### ЧТО СДЕЛАТЬ
a – Что поминается в первом любовном дуэте Энн и Тома, согласно тексту о постановке оперы? Перечислите всё.
b – Продолжите текст о постановке оперы, начав сразу после его последнего предложения.

Оперный материал, надо признать, достался постановщику непростой. С двойным и тройным дном, требующий весьма основательной гуманитарной подготовки: такой обладал либреттист оперы, выдающийся британский поэт и интеллектуал Уистен Хью Оден. Именно он ввел в либретто персонажей, которых не было у Хогарта: Бабу-турчанку — жуткую бабищу с бородой, которую показывали в цирке, и хозяйку борделя, Матушку Гусыню, с которой Том получает свой первый сексуальный опыт.
Но дополнительные сюжетные линии лежат в первом слое повествования, вербальном и чисто ситуативном. Главные события происходят в партитуре. В ее звуковых прорехах, в повисающих паузах у Стравинского проступает вечность: назидательность, заимствованная у века Просвещения, исчезает, притча мутирует в миф, Том превращается в Адониса, Энн — в богиню любви Венеру, оплакивающего своего возлюбленного. Это их сверх-я, их вечные архетипические роли. Не случайно уже в первом же идиллическом любовном дуэте, который поют Энн и Том, поминаются весна, цветы, птички и Киприда. Это Элизиум — подлинный рай, который Том покидает добровольно, ради ничтожных удовольствий света, слишком поздно осознав, чего лишился: и счастья, и любви, и самой бессмертной души.
В спектакле же Прикотенко рай выглядит как квартира-малометражка в советской «хрущевке». Главное украшение интерьера — настенный цветастый ковер машинной вязки и кадки с фикусами; а главные предметы интерьера — продавленный диван, накрытый пыльным выцветшим пледом, и старенький телевизор на ножках. Герои — Энн и Том — сидят на диване и заливаются любовными руладами; за ними подглядывает озабоченный отец Энн в вязаной шапке и свитере, неуклюже прячась за фикусом.
Появление лощеного Ника Шэдоу в ослепительно белом костюме, в сопровождении толпы тележурналистов и операторов нарушает семейную идиллию. Высказанные Томом желания — «Хочу быть богатым, хочу быть счастливым, хочу делать людям добро» — сбываются почти моментально. Тут же из картонной коробки извлекается плазменный плоский телевизор, на экране появляется изможденное лицо старика под капельницей и бегущая новостная строка: умер Джон Рэйкуэлл, неведомый Тому богатый дядюшка. С этого и начинается для Тома его «progress» — путешествие в злачный мир Лондона, полный соблазнов и порока.

### ФРАГМЕНТ ДАННЫХ
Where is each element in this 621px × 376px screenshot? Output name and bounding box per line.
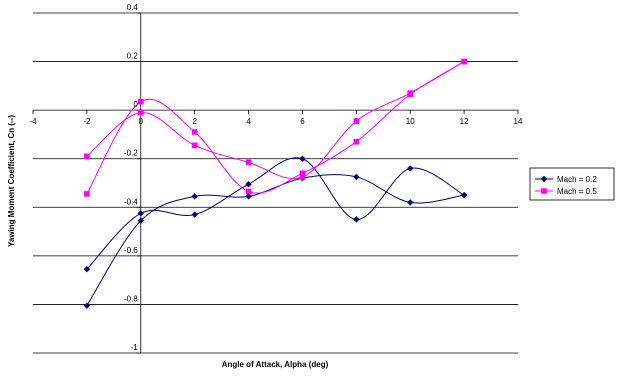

### ОТВЕТЫ
a – Весна, цветы, птички и Киприда.

b –
Главным достоинством пермского спектакля стало все-таки его музыкальное качество: оно было практически безукоризненным, особенно в первый день, когда партии Тома и Энн спели трогательно искренний и естественный в проявлениях чувств Борис Рудак (его тенор окреп, стал гораздо пластичнее и уверенней) и Екатерина Проценко, чье лирическое сопрано очень украсило певческий ансамбль. Сногсшибательная Наталия Ляскова — Баба-турчанка — была бесподобна, выводя адские колоратуры своей центральной «арии мести»; вполне органично дополнил ансамбль бас Трулава — Александра Егорова. Игорь Подоплелов — великолепно вальяжный Ник Шэдоу — радовал звучным бархатным баритоном в оба дня премьерных показов. Менее убедительно спел партию Тома Карлен Манукян; его Том был и вполовину не так трогателен, как у Рудака, и сочувствия не вызывал вовсе, даже в последней сцене. Ирина Байкова по качеству, звучности голоса и свободе исполнения заметно уступала Екатерине Проценко; а Тимофей Павленко — Трулав — спел неброско, но озадачил усиленной жестикуляцией.
Львиную же долю музыкального успеха следует приписать, безусловно, дирижеру Федору Ледневу. Он не впервые сотрудничает с Пермским оперным театром; только что ему присудили «Золотую маску» за музыкальное руководство тамошним спектаклем по опере Бартока «Замок герцога Синяя Борода». То, с каким чувством меры и соразмерности целого, с каким точным ощущением темпоритма и изяществом он доносил до оркестра и зала музыкальные смыслы партитуры во всем богатстве ее жанровых и стилевых аллюзий, вызывало восхищение. Ни одна деталь не была оставлена без внимания; ни одно вступление не оказалось смазанным или неточным, ни одно слово, ни одна интонация не потерялись.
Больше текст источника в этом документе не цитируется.